> Text block
┄┄┄┄┄┄
There is broad consensus on the need to live within planetary boundaries and ensure a safer future for present and future generations. However, significant disagreements persist on how to achieve these goals. This study explores the basis of these disagreements by examining the foundations of four competing approaches to sustainability and justice: Nature Protection, Green Economy, Land Stewardship and Biocultural Diversity, and Degrowth and Post-Growth.

One of the key findings of this study is that there are clear differences in how each stance values nature. In particular, Nature Protection tends to prioritize the intrinsic value of nature or "nature for itself"; the Green Economy tends to prioritize the instrumental values of nature or "nature for society"; Land Stewardship and Biocultural Diversity recognize these values but also emphasize the relational values of nature or "nature as society"; and Degrowth prioritizes these types of values, emphasizing sufficiency and redistribution.

The existing differences in valuing nature are the distinctive feature of each approach, and this divergence in underlying values helps explain why it is often difficult to reach a compromise between the different approaches. There is a tendency to be unreceptive to ideas from other stances, which makes it challenging to build a large-scale movement to resolve the climate and biodiversity crisis.

However, uncovering this basis of disagreement also helps us move forward, as it highlights the need for a more inclusive and potentially more transformative environmentalism, recognizing and respecting the plural values of nature. To this end, the study suggests three possible pathways: through working methods that make the plural values of nature visible and usable for decision-making; reforming relevant institutions to ensure that these plural values can be integrated into practice; and finally, addressing the power asymmetries that underpin the current dominance of the green economy approach.
┄┄┄┄┄┄
> Input data
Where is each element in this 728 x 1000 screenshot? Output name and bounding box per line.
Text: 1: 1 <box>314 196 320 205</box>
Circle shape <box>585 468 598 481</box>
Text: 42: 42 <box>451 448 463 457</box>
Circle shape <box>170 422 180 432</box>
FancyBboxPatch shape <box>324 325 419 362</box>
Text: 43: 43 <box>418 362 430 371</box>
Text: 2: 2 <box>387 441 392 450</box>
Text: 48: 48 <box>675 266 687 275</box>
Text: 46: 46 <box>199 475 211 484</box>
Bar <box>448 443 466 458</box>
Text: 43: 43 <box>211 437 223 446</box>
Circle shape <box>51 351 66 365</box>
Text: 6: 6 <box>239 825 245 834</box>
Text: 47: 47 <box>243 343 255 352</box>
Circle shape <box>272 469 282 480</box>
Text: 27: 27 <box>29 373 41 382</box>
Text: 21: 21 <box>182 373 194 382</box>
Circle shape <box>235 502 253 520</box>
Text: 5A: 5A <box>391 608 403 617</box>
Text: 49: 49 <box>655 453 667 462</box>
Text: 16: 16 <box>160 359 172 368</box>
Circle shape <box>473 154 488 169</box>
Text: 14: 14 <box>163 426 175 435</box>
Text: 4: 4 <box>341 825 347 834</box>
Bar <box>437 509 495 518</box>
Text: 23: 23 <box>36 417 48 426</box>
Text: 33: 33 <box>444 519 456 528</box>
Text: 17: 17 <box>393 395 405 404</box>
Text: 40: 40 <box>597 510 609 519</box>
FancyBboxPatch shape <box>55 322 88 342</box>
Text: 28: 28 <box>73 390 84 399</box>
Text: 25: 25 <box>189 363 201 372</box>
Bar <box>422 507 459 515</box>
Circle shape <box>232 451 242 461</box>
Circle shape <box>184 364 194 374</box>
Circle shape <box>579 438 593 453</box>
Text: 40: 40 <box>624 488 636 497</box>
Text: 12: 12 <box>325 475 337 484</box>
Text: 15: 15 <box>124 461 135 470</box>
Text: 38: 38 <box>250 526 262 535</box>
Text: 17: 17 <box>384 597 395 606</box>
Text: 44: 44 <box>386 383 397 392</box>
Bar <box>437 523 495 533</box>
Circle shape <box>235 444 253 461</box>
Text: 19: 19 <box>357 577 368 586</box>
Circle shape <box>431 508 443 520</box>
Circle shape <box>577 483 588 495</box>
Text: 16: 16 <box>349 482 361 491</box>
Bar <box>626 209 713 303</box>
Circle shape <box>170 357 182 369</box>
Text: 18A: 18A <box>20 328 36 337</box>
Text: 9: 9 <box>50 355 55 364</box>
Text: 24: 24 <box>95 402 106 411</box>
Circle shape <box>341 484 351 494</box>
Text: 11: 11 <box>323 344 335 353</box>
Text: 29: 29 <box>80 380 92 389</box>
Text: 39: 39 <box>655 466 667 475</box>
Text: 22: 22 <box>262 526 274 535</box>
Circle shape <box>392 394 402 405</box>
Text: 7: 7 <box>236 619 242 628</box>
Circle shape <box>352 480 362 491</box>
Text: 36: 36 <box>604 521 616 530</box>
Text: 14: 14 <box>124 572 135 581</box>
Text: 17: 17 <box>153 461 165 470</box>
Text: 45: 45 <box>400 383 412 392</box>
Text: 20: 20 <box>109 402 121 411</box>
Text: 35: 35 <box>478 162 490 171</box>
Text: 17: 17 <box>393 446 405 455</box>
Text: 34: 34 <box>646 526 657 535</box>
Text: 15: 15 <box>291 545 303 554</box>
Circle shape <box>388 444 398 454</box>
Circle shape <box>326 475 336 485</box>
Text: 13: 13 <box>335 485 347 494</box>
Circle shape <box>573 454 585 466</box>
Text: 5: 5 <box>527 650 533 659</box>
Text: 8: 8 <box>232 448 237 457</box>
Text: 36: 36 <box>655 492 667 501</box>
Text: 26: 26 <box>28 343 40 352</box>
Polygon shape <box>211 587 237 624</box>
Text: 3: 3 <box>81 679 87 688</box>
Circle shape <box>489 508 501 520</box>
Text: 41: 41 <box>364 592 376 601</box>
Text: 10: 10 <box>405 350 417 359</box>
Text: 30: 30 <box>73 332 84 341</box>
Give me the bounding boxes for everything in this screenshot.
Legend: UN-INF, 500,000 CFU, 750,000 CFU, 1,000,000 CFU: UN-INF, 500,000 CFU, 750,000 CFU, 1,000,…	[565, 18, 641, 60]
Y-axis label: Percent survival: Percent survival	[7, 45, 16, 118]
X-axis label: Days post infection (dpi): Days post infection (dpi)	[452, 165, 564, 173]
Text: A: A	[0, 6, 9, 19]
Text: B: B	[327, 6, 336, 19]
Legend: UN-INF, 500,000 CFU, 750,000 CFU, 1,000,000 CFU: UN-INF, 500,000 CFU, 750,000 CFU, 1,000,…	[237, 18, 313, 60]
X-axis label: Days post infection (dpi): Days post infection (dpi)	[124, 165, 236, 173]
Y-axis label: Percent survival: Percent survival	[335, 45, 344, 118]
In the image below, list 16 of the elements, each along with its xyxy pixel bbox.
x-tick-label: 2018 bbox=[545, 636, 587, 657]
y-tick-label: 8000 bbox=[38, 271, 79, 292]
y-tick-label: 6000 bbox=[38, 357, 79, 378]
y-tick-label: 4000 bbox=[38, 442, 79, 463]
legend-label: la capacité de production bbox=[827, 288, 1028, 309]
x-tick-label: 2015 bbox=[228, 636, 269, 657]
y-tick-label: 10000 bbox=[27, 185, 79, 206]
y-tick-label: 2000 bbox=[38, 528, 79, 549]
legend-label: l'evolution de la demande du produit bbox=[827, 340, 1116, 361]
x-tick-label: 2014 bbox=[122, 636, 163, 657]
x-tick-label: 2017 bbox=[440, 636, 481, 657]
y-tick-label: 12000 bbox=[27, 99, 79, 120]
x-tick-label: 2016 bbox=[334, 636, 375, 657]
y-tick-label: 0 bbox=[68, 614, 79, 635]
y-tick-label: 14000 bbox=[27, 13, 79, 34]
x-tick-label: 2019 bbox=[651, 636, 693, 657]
┄┄┄┄┄┄
> Actions to take
A – Write out the sustainability passage between "One of the key" and "sufficiency and redistribution.", inclusive.
B – Extend the sustainability passage beyond its final sentence.

> Answer list
A –
One of the key findings of this study is that there are clear differences in how each stance values nature. In particular, Nature Protection tends to prioritize the intrinsic value of nature or "nature for itself"; the Green Economy tends to prioritize the instrumental values of nature or "nature for society"; Land Stewardship and Biocultural Diversity recognize these values but also emphasize the relational values of nature or "nature as society"; and Degrowth prioritizes these types of values, emphasizing sufficiency and redistribution.

B –
Unai Pascual, co-author of the study and Ikerbasque researcher at the Basque Center for Climate Change, co-chaired the Values Assessment of the Intergovernmental Science-Policy Platform on Biodiversity and Ecosystem Services (IPBES) and maintains that “it is important to recognize that there are significant differences regarding the values prioritized in the different pathways to sustainability, but it is equally important to be aware that shared values can be found among the different pathways and that these shared values can be leveraged to trigger transformative changes, so that we can live in harmony with nature.”

In a complementary article recently published in Philosophical Transactions of the Royal Society of the United Kingdom, Unai Pascual and his colleagues analyze how values about nature are integrated into decision-making. They point out that political and economic decisions that foster economic expansion tend to undermine a broad range of values aligned with sustainability, and even environmental policies also focus on a limited set of nature's plural values.

“Taken together, both studies point to the need to be aware of the diversity of values about nature and that such values need to be integrated into decision-making to transition to a more just and sustainable future. Failing to do so would jeopardize the opportunity to activate the social levers necessary to bring about transformative changes in all sectors of society,” concludes Pascual.